— begin DATASET ENTRIES —

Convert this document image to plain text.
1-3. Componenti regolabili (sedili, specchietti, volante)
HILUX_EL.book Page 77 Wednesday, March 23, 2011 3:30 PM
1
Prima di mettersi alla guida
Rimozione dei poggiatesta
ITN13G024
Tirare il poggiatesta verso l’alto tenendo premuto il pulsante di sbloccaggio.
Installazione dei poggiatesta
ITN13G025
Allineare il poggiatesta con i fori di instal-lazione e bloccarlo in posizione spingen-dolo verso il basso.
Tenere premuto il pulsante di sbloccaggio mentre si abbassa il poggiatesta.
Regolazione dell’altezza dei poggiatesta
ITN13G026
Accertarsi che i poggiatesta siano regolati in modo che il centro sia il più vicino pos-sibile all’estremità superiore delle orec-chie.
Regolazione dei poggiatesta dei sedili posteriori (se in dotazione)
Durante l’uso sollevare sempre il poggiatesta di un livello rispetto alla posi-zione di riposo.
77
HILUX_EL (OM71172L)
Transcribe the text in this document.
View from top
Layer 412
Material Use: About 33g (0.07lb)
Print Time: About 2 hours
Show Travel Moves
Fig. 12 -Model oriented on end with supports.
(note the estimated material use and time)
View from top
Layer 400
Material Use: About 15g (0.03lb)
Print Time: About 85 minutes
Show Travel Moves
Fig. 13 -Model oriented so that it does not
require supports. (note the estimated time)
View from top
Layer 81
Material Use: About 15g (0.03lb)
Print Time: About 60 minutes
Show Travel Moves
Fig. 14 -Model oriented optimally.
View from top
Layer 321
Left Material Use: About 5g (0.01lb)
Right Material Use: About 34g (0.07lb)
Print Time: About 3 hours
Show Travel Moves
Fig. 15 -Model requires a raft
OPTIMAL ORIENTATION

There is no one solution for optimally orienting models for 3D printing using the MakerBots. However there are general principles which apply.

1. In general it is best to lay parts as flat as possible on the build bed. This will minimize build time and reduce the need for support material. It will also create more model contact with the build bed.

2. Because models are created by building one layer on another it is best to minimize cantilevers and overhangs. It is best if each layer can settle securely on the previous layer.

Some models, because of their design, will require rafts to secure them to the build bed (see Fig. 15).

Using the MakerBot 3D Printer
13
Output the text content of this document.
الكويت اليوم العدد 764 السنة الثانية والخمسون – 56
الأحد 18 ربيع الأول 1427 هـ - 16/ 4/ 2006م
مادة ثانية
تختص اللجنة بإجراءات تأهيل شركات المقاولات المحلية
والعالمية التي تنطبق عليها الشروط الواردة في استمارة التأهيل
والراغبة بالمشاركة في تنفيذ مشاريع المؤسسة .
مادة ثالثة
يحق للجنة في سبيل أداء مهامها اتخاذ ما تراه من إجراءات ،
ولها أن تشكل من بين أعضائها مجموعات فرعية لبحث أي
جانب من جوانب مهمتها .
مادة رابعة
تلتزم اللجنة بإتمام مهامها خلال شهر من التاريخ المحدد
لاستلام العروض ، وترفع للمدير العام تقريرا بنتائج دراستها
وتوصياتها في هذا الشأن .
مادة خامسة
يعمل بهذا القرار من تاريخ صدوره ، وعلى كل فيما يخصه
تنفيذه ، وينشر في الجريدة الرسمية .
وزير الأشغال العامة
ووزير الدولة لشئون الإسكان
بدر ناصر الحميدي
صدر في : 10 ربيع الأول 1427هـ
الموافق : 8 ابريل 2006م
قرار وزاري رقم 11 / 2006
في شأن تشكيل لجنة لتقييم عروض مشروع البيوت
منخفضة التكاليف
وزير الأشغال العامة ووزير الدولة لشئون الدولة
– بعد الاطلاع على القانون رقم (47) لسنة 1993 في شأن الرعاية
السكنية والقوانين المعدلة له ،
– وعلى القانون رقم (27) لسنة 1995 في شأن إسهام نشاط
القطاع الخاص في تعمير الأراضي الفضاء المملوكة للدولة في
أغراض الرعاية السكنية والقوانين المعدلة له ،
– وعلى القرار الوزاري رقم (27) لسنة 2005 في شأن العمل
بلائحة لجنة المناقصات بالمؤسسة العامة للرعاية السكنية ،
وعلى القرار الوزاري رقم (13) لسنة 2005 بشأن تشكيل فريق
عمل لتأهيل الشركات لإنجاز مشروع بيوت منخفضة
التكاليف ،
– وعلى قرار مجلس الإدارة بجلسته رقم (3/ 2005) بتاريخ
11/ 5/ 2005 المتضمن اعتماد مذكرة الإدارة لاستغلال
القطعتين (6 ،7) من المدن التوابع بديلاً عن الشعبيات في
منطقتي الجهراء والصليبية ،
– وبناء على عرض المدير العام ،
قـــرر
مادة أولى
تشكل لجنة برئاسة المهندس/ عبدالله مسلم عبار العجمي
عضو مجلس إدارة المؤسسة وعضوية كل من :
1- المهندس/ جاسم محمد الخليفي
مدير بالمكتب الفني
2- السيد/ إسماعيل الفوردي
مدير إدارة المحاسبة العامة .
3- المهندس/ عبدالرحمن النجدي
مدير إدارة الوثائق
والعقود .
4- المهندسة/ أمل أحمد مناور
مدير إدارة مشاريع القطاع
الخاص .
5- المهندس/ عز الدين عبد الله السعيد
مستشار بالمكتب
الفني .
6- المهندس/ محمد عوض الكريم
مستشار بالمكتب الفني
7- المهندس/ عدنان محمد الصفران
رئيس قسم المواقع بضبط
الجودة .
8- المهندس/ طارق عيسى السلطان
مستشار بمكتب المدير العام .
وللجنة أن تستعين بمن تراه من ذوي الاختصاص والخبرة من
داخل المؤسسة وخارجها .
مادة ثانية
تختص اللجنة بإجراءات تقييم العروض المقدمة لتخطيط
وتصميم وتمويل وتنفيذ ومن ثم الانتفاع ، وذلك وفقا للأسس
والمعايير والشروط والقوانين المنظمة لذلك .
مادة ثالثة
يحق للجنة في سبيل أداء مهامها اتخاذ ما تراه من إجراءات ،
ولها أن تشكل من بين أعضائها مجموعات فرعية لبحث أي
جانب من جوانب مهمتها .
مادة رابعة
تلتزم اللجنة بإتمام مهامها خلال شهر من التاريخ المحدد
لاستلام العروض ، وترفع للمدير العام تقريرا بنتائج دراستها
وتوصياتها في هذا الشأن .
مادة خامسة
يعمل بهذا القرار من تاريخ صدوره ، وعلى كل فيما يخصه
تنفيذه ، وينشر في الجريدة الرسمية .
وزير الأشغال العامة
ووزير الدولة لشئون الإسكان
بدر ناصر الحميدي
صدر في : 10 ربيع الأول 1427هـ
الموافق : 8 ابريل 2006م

— end DATASET ENTRIES —

Each entry must be reproduced verbatim.

Convert this document image to plain text.
1-3. Componenti regolabili (sedili, specchietti, volante)
HILUX_EL.book Page 77 Wednesday, March 23, 2011 3:30 PM
1
Prima di mettersi alla guida
Rimozione dei poggiatesta
ITN13G024
Tirare il poggiatesta verso l’alto tenendo premuto il pulsante di sbloccaggio.
Installazione dei poggiatesta
ITN13G025
Allineare il poggiatesta con i fori di instal-lazione e bloccarlo in posizione spingen-dolo verso il basso.
Tenere premuto il pulsante di sbloccaggio mentre si abbassa il poggiatesta.
Regolazione dell’altezza dei poggiatesta
ITN13G026
Accertarsi che i poggiatesta siano regolati in modo che il centro sia il più vicino pos-sibile all’estremità superiore delle orec-chie.
Regolazione dei poggiatesta dei sedili posteriori (se in dotazione)
Durante l’uso sollevare sempre il poggiatesta di un livello rispetto alla posi-zione di riposo.
77
HILUX_EL (OM71172L)
Transcribe the text in this document.
View from top
Layer 412
Material Use: About 33g (0.07lb)
Print Time: About 2 hours
Show Travel Moves
Fig. 12 -Model oriented on end with supports.
(note the estimated material use and time)
View from top
Layer 400
Material Use: About 15g (0.03lb)
Print Time: About 85 minutes
Show Travel Moves
Fig. 13 -Model oriented so that it does not
require supports. (note the estimated time)
View from top
Layer 81
Material Use: About 15g (0.03lb)
Print Time: About 60 minutes
Show Travel Moves
Fig. 14 -Model oriented optimally.
View from top
Layer 321
Left Material Use: About 5g (0.01lb)
Right Material Use: About 34g (0.07lb)
Print Time: About 3 hours
Show Travel Moves
Fig. 15 -Model requires a raft
OPTIMAL ORIENTATION

There is no one solution for optimally orienting models for 3D printing using the MakerBots. However there are general principles which apply.

1. In general it is best to lay parts as flat as possible on the build bed. This will minimize build time and reduce the need for support material. It will also create more model contact with the build bed.

2. Because models are created by building one layer on another it is best to minimize cantilevers and overhangs. It is best if each layer can settle securely on the previous layer.

Some models, because of their design, will require rafts to secure them to the build bed (see Fig. 15).

Using the MakerBot 3D Printer
13
Output the text content of this document.
الكويت اليوم العدد 764 السنة الثانية والخمسون – 56
الأحد 18 ربيع الأول 1427 هـ - 16/ 4/ 2006م
مادة ثانية
تختص اللجنة بإجراءات تأهيل شركات المقاولات المحلية
والعالمية التي تنطبق عليها الشروط الواردة في استمارة التأهيل
والراغبة بالمشاركة في تنفيذ مشاريع المؤسسة .
مادة ثالثة
يحق للجنة في سبيل أداء مهامها اتخاذ ما تراه من إجراءات ،
ولها أن تشكل من بين أعضائها مجموعات فرعية لبحث أي
جانب من جوانب مهمتها .
مادة رابعة
تلتزم اللجنة بإتمام مهامها خلال شهر من التاريخ المحدد
لاستلام العروض ، وترفع للمدير العام تقريرا بنتائج دراستها
وتوصياتها في هذا الشأن .
مادة خامسة
يعمل بهذا القرار من تاريخ صدوره ، وعلى كل فيما يخصه
تنفيذه ، وينشر في الجريدة الرسمية .
وزير الأشغال العامة
ووزير الدولة لشئون الإسكان
بدر ناصر الحميدي
صدر في : 10 ربيع الأول 1427هـ
الموافق : 8 ابريل 2006م
قرار وزاري رقم 11 / 2006
في شأن تشكيل لجنة لتقييم عروض مشروع البيوت
منخفضة التكاليف
وزير الأشغال العامة ووزير الدولة لشئون الدولة
– بعد الاطلاع على القانون رقم (47) لسنة 1993 في شأن الرعاية
السكنية والقوانين المعدلة له ،
– وعلى القانون رقم (27) لسنة 1995 في شأن إسهام نشاط
القطاع الخاص في تعمير الأراضي الفضاء المملوكة للدولة في
أغراض الرعاية السكنية والقوانين المعدلة له ،
– وعلى القرار الوزاري رقم (27) لسنة 2005 في شأن العمل
بلائحة لجنة المناقصات بالمؤسسة العامة للرعاية السكنية ،
وعلى القرار الوزاري رقم (13) لسنة 2005 بشأن تشكيل فريق
عمل لتأهيل الشركات لإنجاز مشروع بيوت منخفضة
التكاليف ،
– وعلى قرار مجلس الإدارة بجلسته رقم (3/ 2005) بتاريخ
11/ 5/ 2005 المتضمن اعتماد مذكرة الإدارة لاستغلال
القطعتين (6 ،7) من المدن التوابع بديلاً عن الشعبيات في
منطقتي الجهراء والصليبية ،
– وبناء على عرض المدير العام ،
قـــرر
مادة أولى
تشكل لجنة برئاسة المهندس/ عبدالله مسلم عبار العجمي
عضو مجلس إدارة المؤسسة وعضوية كل من :
1- المهندس/ جاسم محمد الخليفي
مدير بالمكتب الفني
2- السيد/ إسماعيل الفوردي
مدير إدارة المحاسبة العامة .
3- المهندس/ عبدالرحمن النجدي
مدير إدارة الوثائق
والعقود .
4- المهندسة/ أمل أحمد مناور
مدير إدارة مشاريع القطاع
الخاص .
5- المهندس/ عز الدين عبد الله السعيد
مستشار بالمكتب
الفني .
6- المهندس/ محمد عوض الكريم
مستشار بالمكتب الفني
7- المهندس/ عدنان محمد الصفران
رئيس قسم المواقع بضبط
الجودة .
8- المهندس/ طارق عيسى السلطان
مستشار بمكتب المدير العام .
وللجنة أن تستعين بمن تراه من ذوي الاختصاص والخبرة من
داخل المؤسسة وخارجها .
مادة ثانية
تختص اللجنة بإجراءات تقييم العروض المقدمة لتخطيط
وتصميم وتمويل وتنفيذ ومن ثم الانتفاع ، وذلك وفقا للأسس
والمعايير والشروط والقوانين المنظمة لذلك .
مادة ثالثة
يحق للجنة في سبيل أداء مهامها اتخاذ ما تراه من إجراءات ،
ولها أن تشكل من بين أعضائها مجموعات فرعية لبحث أي
جانب من جوانب مهمتها .
مادة رابعة
تلتزم اللجنة بإتمام مهامها خلال شهر من التاريخ المحدد
لاستلام العروض ، وترفع للمدير العام تقريرا بنتائج دراستها
وتوصياتها في هذا الشأن .
مادة خامسة
يعمل بهذا القرار من تاريخ صدوره ، وعلى كل فيما يخصه
تنفيذه ، وينشر في الجريدة الرسمية .
وزير الأشغال العامة
ووزير الدولة لشئون الإسكان
بدر ناصر الحميدي
صدر في : 10 ربيع الأول 1427هـ
الموافق : 8 ابريل 2006م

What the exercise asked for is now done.